[The data start]

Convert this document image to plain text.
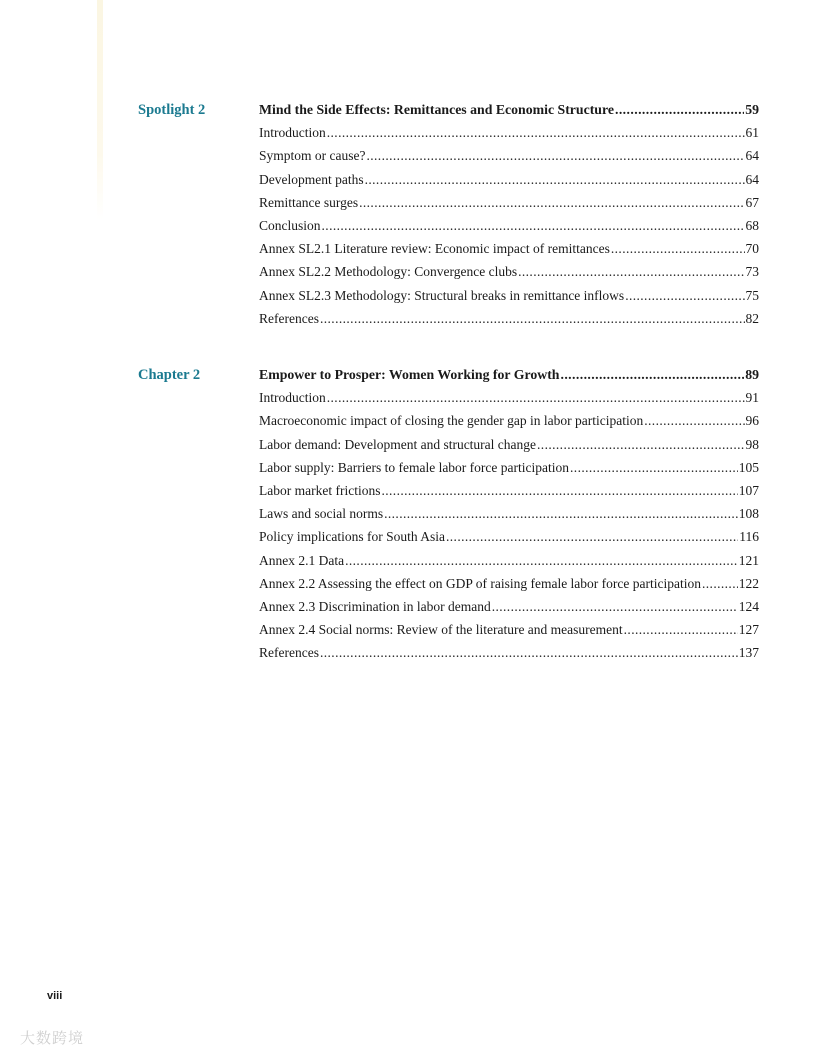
Spotlight 2	Mind the Side Effects: Remittances and Economic Structure .....	59
Introduction .....	61
Symptom or cause? .....	64
Development paths .....	64
Remittance surges .....	67
Conclusion .....	68
Annex SL2.1 Literature review: Economic impact of remittances .....	70
Annex SL2.2 Methodology: Convergence clubs .....	73
Annex SL2.3 Methodology: Structural breaks in remittance inflows .....	75
References .....	82
Chapter 2	Empower to Prosper: Women Working for Growth .....	89
Introduction .....	91
Macroeconomic impact of closing the gender gap in labor participation .....	96
Labor demand: Development and structural change .....	98
Labor supply: Barriers to female labor force participation .....	105
Labor market frictions .....	107
Laws and social norms .....	108
Policy implications for South Asia .....	116
Annex 2.1 Data .....	121
Annex 2.2 Assessing the effect on GDP of raising female labor force participation .....	122
Annex 2.3 Discrimination in labor demand .....	124
Annex 2.4 Social norms: Review of the literature and measurement .....	127
References .....	137
viii
大数跨境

[The data end]

### Stated problem
Return every line of the records exactly as given, pictures excluded.

### Exercise answer
Convert this document image to plain text.
Spotlight 2	Mind the Side Effects: Remittances and Economic Structure .....	59
Introduction .....	61
Symptom or cause? .....	64
Development paths .....	64
Remittance surges .....	67
Conclusion .....	68
Annex SL2.1 Literature review: Economic impact of remittances .....	70
Annex SL2.2 Methodology: Convergence clubs .....	73
Annex SL2.3 Methodology: Structural breaks in remittance inflows .....	75
References .....	82
Chapter 2	Empower to Prosper: Women Working for Growth .....	89
Introduction .....	91
Macroeconomic impact of closing the gender gap in labor participation .....	96
Labor demand: Development and structural change .....	98
Labor supply: Barriers to female labor force participation .....	105
Labor market frictions .....	107
Laws and social norms .....	108
Policy implications for South Asia .....	116
Annex 2.1 Data .....	121
Annex 2.2 Assessing the effect on GDP of raising female labor force participation .....	122
Annex 2.3 Discrimination in labor demand .....	124
Annex 2.4 Social norms: Review of the literature and measurement .....	127
References .....	137
viii
大数跨境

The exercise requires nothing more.